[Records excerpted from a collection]

--------------------------------

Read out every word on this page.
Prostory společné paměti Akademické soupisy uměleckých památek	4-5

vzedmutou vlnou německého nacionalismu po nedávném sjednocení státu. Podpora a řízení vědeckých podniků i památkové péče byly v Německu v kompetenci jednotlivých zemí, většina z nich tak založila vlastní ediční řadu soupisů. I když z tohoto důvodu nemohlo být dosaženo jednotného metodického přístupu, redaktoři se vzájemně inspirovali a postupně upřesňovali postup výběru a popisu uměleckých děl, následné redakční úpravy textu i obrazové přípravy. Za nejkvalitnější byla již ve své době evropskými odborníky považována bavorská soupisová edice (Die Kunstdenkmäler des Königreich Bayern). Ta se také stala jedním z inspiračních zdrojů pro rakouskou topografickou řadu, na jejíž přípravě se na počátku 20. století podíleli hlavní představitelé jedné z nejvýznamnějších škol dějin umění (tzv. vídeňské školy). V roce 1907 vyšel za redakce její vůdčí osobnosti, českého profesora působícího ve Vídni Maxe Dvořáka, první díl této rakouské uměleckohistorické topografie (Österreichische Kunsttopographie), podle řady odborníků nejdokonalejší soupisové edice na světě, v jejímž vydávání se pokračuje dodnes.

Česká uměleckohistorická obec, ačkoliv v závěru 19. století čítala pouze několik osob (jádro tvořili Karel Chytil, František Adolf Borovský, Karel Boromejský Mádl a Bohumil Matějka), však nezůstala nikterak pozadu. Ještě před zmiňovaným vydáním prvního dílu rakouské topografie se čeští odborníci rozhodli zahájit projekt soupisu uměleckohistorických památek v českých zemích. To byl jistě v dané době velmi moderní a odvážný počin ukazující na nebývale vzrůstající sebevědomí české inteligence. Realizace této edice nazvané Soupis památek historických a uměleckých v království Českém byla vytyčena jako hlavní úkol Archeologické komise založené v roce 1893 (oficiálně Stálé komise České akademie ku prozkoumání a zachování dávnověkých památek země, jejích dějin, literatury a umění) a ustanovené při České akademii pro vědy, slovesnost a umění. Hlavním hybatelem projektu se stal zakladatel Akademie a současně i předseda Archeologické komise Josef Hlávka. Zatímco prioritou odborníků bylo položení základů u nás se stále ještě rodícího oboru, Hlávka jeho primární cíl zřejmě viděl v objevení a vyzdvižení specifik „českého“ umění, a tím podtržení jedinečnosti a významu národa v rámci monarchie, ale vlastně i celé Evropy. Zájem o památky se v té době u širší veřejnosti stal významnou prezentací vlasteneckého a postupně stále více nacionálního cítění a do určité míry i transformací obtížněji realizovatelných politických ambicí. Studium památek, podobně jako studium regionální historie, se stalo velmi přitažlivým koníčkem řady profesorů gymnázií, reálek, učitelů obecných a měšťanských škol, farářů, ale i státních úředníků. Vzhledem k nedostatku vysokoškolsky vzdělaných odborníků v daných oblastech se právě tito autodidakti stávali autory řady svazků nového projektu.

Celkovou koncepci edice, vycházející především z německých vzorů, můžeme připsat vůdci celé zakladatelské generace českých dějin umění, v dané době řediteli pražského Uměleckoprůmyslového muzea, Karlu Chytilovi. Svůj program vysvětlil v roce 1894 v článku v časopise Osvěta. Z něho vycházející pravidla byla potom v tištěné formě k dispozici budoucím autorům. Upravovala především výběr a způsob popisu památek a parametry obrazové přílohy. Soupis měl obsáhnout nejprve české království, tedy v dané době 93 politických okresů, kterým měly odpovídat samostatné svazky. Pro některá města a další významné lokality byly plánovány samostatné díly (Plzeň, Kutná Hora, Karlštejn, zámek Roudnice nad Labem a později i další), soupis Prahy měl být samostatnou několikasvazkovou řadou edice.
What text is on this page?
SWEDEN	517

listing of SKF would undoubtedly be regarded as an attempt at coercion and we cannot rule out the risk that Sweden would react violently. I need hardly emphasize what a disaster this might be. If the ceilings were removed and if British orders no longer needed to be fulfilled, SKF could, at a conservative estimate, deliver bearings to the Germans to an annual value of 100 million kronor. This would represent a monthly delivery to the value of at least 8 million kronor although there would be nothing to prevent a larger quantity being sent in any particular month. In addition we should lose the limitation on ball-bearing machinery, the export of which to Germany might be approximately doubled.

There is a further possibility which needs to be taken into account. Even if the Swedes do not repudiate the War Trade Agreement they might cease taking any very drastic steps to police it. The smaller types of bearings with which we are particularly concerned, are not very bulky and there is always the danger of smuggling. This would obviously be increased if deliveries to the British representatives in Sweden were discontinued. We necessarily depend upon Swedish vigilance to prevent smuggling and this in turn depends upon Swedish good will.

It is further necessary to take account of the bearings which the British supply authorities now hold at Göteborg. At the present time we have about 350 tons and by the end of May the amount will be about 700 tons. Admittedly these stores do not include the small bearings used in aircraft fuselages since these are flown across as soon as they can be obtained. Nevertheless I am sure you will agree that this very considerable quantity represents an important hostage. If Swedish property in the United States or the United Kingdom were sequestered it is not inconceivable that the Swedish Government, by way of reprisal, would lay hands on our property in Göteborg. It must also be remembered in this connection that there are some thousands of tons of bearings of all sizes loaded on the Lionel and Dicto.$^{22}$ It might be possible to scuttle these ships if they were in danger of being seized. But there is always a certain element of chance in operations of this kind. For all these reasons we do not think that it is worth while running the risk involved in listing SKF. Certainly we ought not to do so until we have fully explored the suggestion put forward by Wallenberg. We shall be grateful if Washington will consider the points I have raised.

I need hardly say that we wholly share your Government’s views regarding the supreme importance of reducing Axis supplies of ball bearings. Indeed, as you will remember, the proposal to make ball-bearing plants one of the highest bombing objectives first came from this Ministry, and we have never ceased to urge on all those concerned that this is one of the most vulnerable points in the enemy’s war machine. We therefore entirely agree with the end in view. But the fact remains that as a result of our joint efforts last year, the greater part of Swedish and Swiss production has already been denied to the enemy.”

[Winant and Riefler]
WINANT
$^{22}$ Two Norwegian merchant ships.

--------------------------------

_The exercise_:
Word for word, write out all of the data above.

_Written reply_:
Read out every word on this page.
Prostory společné paměti Akademické soupisy uměleckých památek	4-5

vzedmutou vlnou německého nacionalismu po nedávném sjednocení státu. Podpora a řízení vědeckých podniků i památkové péče byly v Německu v kompetenci jednotlivých zemí, většina z nich tak založila vlastní ediční řadu soupisů. I když z tohoto důvodu nemohlo být dosaženo jednotného metodického přístupu, redaktoři se vzájemně inspirovali a postupně upřesňovali postup výběru a popisu uměleckých děl, následné redakční úpravy textu i obrazové přípravy. Za nejkvalitnější byla již ve své době evropskými odborníky považována bavorská soupisová edice (Die Kunstdenkmäler des Königreich Bayern). Ta se také stala jedním z inspiračních zdrojů pro rakouskou topografickou řadu, na jejíž přípravě se na počátku 20. století podíleli hlavní představitelé jedné z nejvýznamnějších škol dějin umění (tzv. vídeňské školy). V roce 1907 vyšel za redakce její vůdčí osobnosti, českého profesora působícího ve Vídni Maxe Dvořáka, první díl této rakouské uměleckohistorické topografie (Österreichische Kunsttopographie), podle řady odborníků nejdokonalejší soupisové edice na světě, v jejímž vydávání se pokračuje dodnes.

Česká uměleckohistorická obec, ačkoliv v závěru 19. století čítala pouze několik osob (jádro tvořili Karel Chytil, František Adolf Borovský, Karel Boromejský Mádl a Bohumil Matějka), však nezůstala nikterak pozadu. Ještě před zmiňovaným vydáním prvního dílu rakouské topografie se čeští odborníci rozhodli zahájit projekt soupisu uměleckohistorických památek v českých zemích. To byl jistě v dané době velmi moderní a odvážný počin ukazující na nebývale vzrůstající sebevědomí české inteligence. Realizace této edice nazvané Soupis památek historických a uměleckých v království Českém byla vytyčena jako hlavní úkol Archeologické komise založené v roce 1893 (oficiálně Stálé komise České akademie ku prozkoumání a zachování dávnověkých památek země, jejích dějin, literatury a umění) a ustanovené při České akademii pro vědy, slovesnost a umění. Hlavním hybatelem projektu se stal zakladatel Akademie a současně i předseda Archeologické komise Josef Hlávka. Zatímco prioritou odborníků bylo položení základů u nás se stále ještě rodícího oboru, Hlávka jeho primární cíl zřejmě viděl v objevení a vyzdvižení specifik „českého“ umění, a tím podtržení jedinečnosti a významu národa v rámci monarchie, ale vlastně i celé Evropy. Zájem o památky se v té době u širší veřejnosti stal významnou prezentací vlasteneckého a postupně stále více nacionálního cítění a do určité míry i transformací obtížněji realizovatelných politických ambicí. Studium památek, podobně jako studium regionální historie, se stalo velmi přitažlivým koníčkem řady profesorů gymnázií, reálek, učitelů obecných a měšťanských škol, farářů, ale i státních úředníků. Vzhledem k nedostatku vysokoškolsky vzdělaných odborníků v daných oblastech se právě tito autodidakti stávali autory řady svazků nového projektu.

Celkovou koncepci edice, vycházející především z německých vzorů, můžeme připsat vůdci celé zakladatelské generace českých dějin umění, v dané době řediteli pražského Uměleckoprůmyslového muzea, Karlu Chytilovi. Svůj program vysvětlil v roce 1894 v článku v časopise Osvěta. Z něho vycházející pravidla byla potom v tištěné formě k dispozici budoucím autorům. Upravovala především výběr a způsob popisu památek a parametry obrazové přílohy. Soupis měl obsáhnout nejprve české království, tedy v dané době 93 politických okresů, kterým měly odpovídat samostatné svazky. Pro některá města a další významné lokality byly plánovány samostatné díly (Plzeň, Kutná Hora, Karlštejn, zámek Roudnice nad Labem a později i další), soupis Prahy měl být samostatnou několikasvazkovou řadou edice.
What text is on this page?
SWEDEN	517

listing of SKF would undoubtedly be regarded as an attempt at coercion and we cannot rule out the risk that Sweden would react violently. I need hardly emphasize what a disaster this might be. If the ceilings were removed and if British orders no longer needed to be fulfilled, SKF could, at a conservative estimate, deliver bearings to the Germans to an annual value of 100 million kronor. This would represent a monthly delivery to the value of at least 8 million kronor although there would be nothing to prevent a larger quantity being sent in any particular month. In addition we should lose the limitation on ball-bearing machinery, the export of which to Germany might be approximately doubled.

There is a further possibility which needs to be taken into account. Even if the Swedes do not repudiate the War Trade Agreement they might cease taking any very drastic steps to police it. The smaller types of bearings with which we are particularly concerned, are not very bulky and there is always the danger of smuggling. This would obviously be increased if deliveries to the British representatives in Sweden were discontinued. We necessarily depend upon Swedish vigilance to prevent smuggling and this in turn depends upon Swedish good will.

It is further necessary to take account of the bearings which the British supply authorities now hold at Göteborg. At the present time we have about 350 tons and by the end of May the amount will be about 700 tons. Admittedly these stores do not include the small bearings used in aircraft fuselages since these are flown across as soon as they can be obtained. Nevertheless I am sure you will agree that this very considerable quantity represents an important hostage. If Swedish property in the United States or the United Kingdom were sequestered it is not inconceivable that the Swedish Government, by way of reprisal, would lay hands on our property in Göteborg. It must also be remembered in this connection that there are some thousands of tons of bearings of all sizes loaded on the Lionel and Dicto.$^{22}$ It might be possible to scuttle these ships if they were in danger of being seized. But there is always a certain element of chance in operations of this kind. For all these reasons we do not think that it is worth while running the risk involved in listing SKF. Certainly we ought not to do so until we have fully explored the suggestion put forward by Wallenberg. We shall be grateful if Washington will consider the points I have raised.

I need hardly say that we wholly share your Government’s views regarding the supreme importance of reducing Axis supplies of ball bearings. Indeed, as you will remember, the proposal to make ball-bearing plants one of the highest bombing objectives first came from this Ministry, and we have never ceased to urge on all those concerned that this is one of the most vulnerable points in the enemy’s war machine. We therefore entirely agree with the end in view. But the fact remains that as a result of our joint efforts last year, the greater part of Swedish and Swiss production has already been denied to the enemy.”

[Winant and Riefler]
WINANT
$^{22}$ Two Norwegian merchant ships.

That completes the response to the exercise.